Undoubtedly, Aster is at his strongest when he stays grounded: fear, guilt, and resentment simmering in a small town battered by COVID. Masks weren’t tyranny, they were survival, yet the community still cracked. The true horror lies in paranoia and conspiracy corroding trust. A mayoral race weaponises health rules, while George Floyd’s murder and the rise of BLM seep into brittle lives.
The film renders that trauma with force: the unseen threat of infection, the menace of a cough, the loneliness that fractures families. It’s timely, empathetic, and frightening—Aster close to real fear. But then comes the diversion: a fabricated enemy that pulls focus from the sharper nightmare he’d already captured.

- _To do_
1) Summarize the film review above in two sentences.
2) Carry on the film review from its last sentence.

- _Provided records_
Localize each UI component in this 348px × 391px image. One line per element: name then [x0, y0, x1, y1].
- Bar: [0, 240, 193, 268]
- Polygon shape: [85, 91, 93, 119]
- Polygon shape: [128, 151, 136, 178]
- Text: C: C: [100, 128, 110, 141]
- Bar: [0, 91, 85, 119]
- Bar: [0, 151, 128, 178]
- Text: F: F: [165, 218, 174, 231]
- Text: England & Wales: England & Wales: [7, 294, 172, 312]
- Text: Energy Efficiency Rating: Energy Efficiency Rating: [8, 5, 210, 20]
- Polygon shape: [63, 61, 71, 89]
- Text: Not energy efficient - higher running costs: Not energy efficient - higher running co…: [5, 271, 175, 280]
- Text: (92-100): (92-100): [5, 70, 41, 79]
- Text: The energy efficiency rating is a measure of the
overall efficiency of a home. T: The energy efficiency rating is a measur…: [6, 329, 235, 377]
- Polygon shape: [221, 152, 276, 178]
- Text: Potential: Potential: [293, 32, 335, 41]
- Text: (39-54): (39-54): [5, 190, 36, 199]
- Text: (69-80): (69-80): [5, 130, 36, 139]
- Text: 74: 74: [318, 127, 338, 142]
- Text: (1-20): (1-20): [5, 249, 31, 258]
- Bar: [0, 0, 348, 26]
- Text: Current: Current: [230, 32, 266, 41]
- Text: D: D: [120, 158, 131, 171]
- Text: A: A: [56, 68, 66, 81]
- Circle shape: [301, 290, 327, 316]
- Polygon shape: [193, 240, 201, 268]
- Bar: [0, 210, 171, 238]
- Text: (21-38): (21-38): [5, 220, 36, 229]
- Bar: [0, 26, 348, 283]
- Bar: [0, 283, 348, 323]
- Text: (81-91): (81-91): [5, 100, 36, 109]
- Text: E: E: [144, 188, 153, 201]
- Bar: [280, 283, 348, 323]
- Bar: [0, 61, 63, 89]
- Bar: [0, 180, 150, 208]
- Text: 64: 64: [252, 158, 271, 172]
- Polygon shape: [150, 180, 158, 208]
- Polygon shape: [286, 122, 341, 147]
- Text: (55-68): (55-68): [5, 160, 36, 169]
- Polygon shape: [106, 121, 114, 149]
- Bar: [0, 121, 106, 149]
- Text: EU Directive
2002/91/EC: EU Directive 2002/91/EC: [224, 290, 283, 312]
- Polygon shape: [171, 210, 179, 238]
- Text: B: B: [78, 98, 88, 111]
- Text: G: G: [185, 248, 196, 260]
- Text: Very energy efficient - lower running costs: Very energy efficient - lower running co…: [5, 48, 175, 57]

- _Answers for each item_
1) The review argues that Aster is at his strongest when he stays grounded in a small town battered by COVID, where paranoia and conspiracy corrode trust, a mayoral race weaponizes health rules, and George Floyd's murder and the rise of BLM seep into brittle lives. It praises the film's forceful, timely, and empathetic rendering of that trauma but faults a diversion into a fabricated enemy that pulls focus from the sharper nightmare Aster had already captured.

2)
From a transatlantic seat, though, the omission glares: how do you revisit COVID politics without Trump or MAGA, the very forces that lit the fire? In their place, caricatures: youths mocked for protesting police brutality, women written off as conspiracists. That isn’t analysis, it’s scorn. And Aster’s habit remains: escalation for its own sake. Each film harsher, stranger, more indulgent. Shock, posed as insight.
Still, it grips. What begins as a piercing study of fear falters into spectacle, yet its unease lingers. Aster may squander truth chasing spectacle, but he has rarely felt more vital.